▶ **GIVEN REQUEST**: Repeat each record exactly. Any picture gets left out.

[Begin]

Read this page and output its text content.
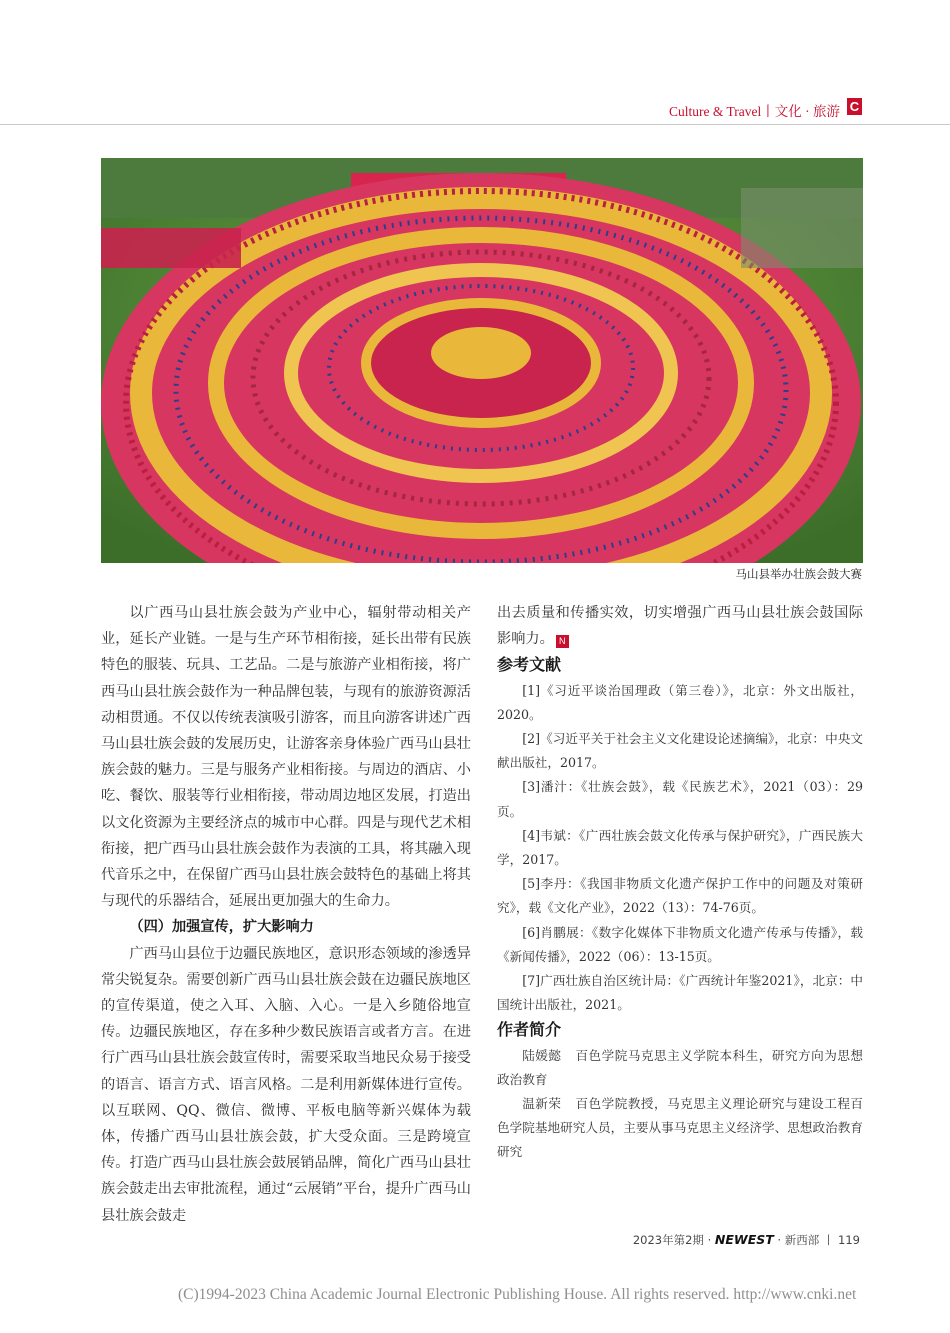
Culture & Travel丨文化 · 旅游 C
马山县举办壮族会鼓大赛

以广西马山县壮族会鼓为产业中心，辐射带动相关产业，延长产业链。一是与生产环节相衔接，延长出带有民族特色的服装、玩具、工艺品。二是与旅游产业相衔接，将广西马山县壮族会鼓作为一种品牌包装，与现有的旅游资源活动相贯通。不仅以传统表演吸引游客，而且向游客讲述广西马山县壮族会鼓的发展历史，让游客亲身体验广西马山县壮族会鼓的魅力。三是与服务产业相衔接。与周边的酒店、小吃、餐饮、服装等行业相衔接，带动周边地区发展，打造出以文化资源为主要经济点的城市中心群。四是与现代艺术相衔接，把广西马山县壮族会鼓作为表演的工具，将其融入现代音乐之中，在保留广西马山县壮族会鼓特色的基础上将其与现代的乐器结合，延展出更加强大的生命力。

（四）加强宣传，扩大影响力

广西马山县位于边疆民族地区，意识形态领域的渗透异常尖锐复杂。需要创新广西马山县壮族会鼓在边疆民族地区的宣传渠道，使之入耳、入脑、入心。一是入乡随俗地宣传。边疆民族地区，存在多种少数民族语言或者方言。在进行广西马山县壮族会鼓宣传时，需要采取当地民众易于接受的语言、语言方式、语言风格。二是利用新媒体进行宣传。以互联网、QQ、微信、微博、平板电脑等新兴媒体为载体，传播广西马山县壮族会鼓，扩大受众面。三是跨境宣传。打造广西马山县壮族会鼓展销品牌，简化广西马山县壮族会鼓走出去审批流程，通过“云展销”平台，提升广西马山县壮族会鼓走

出去质量和传播实效，切实增强广西马山县壮族会鼓国际影响力。 N

参考文献

[1]《习近平谈治国理政（第三卷）》，北京：外文出版社，2020。

[2]《习近平关于社会主义文化建设论述摘编》，北京：中央文献出版社，2017。

[3]潘汁：《壮族会鼓》，载《民族艺术》，2021（03）：29页。

[4]韦斌：《广西壮族会鼓文化传承与保护研究》，广西民族大学，2017。

[5]李丹：《我国非物质文化遗产保护工作中的问题及对策研究》，载《文化产业》，2022（13）：74-76页。

[6]肖鹏展：《数字化媒体下非物质文化遗产传承与传播》，载《新闻传播》，2022（06）：13-15页。

[7]广西壮族自治区统计局：《广西统计年鉴2021》，北京：中国统计出版社，2021。

作者简介

陆媛懿 百色学院马克思主义学院本科生，研究方向为思想政治教育

温新荣 百色学院教授，马克思主义理论研究与建设工程百色学院基地研究人员，主要从事马克思主义经济学、思想政治教育研究

2023年第2期 · NEWEST · 新西部 丨 119
(C)1994-2023 China Academic Journal Electronic Publishing House. All rights reserved. http://www.cnki.net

[End]

▶ **RESULT BELOW**:
Read this page and output its text content.
Culture & Travel丨文化 · 旅游 C
马山县举办壮族会鼓大赛

以广西马山县壮族会鼓为产业中心，辐射带动相关产业，延长产业链。一是与生产环节相衔接，延长出带有民族特色的服装、玩具、工艺品。二是与旅游产业相衔接，将广西马山县壮族会鼓作为一种品牌包装，与现有的旅游资源活动相贯通。不仅以传统表演吸引游客，而且向游客讲述广西马山县壮族会鼓的发展历史，让游客亲身体验广西马山县壮族会鼓的魅力。三是与服务产业相衔接。与周边的酒店、小吃、餐饮、服装等行业相衔接，带动周边地区发展，打造出以文化资源为主要经济点的城市中心群。四是与现代艺术相衔接，把广西马山县壮族会鼓作为表演的工具，将其融入现代音乐之中，在保留广西马山县壮族会鼓特色的基础上将其与现代的乐器结合，延展出更加强大的生命力。

（四）加强宣传，扩大影响力

广西马山县位于边疆民族地区，意识形态领域的渗透异常尖锐复杂。需要创新广西马山县壮族会鼓在边疆民族地区的宣传渠道，使之入耳、入脑、入心。一是入乡随俗地宣传。边疆民族地区，存在多种少数民族语言或者方言。在进行广西马山县壮族会鼓宣传时，需要采取当地民众易于接受的语言、语言方式、语言风格。二是利用新媒体进行宣传。以互联网、QQ、微信、微博、平板电脑等新兴媒体为载体，传播广西马山县壮族会鼓，扩大受众面。三是跨境宣传。打造广西马山县壮族会鼓展销品牌，简化广西马山县壮族会鼓走出去审批流程，通过“云展销”平台，提升广西马山县壮族会鼓走

出去质量和传播实效，切实增强广西马山县壮族会鼓国际影响力。 N

参考文献

[1]《习近平谈治国理政（第三卷）》，北京：外文出版社，2020。

[2]《习近平关于社会主义文化建设论述摘编》，北京：中央文献出版社，2017。

[3]潘汁：《壮族会鼓》，载《民族艺术》，2021（03）：29页。

[4]韦斌：《广西壮族会鼓文化传承与保护研究》，广西民族大学，2017。

[5]李丹：《我国非物质文化遗产保护工作中的问题及对策研究》，载《文化产业》，2022（13）：74-76页。

[6]肖鹏展：《数字化媒体下非物质文化遗产传承与传播》，载《新闻传播》，2022（06）：13-15页。

[7]广西壮族自治区统计局：《广西统计年鉴2021》，北京：中国统计出版社，2021。

作者简介

陆媛懿 百色学院马克思主义学院本科生，研究方向为思想政治教育

温新荣 百色学院教授，马克思主义理论研究与建设工程百色学院基地研究人员，主要从事马克思主义经济学、思想政治教育研究

2023年第2期 · NEWEST · 新西部 丨 119
(C)1994-2023 China Academic Journal Electronic Publishing House. All rights reserved. http://www.cnki.net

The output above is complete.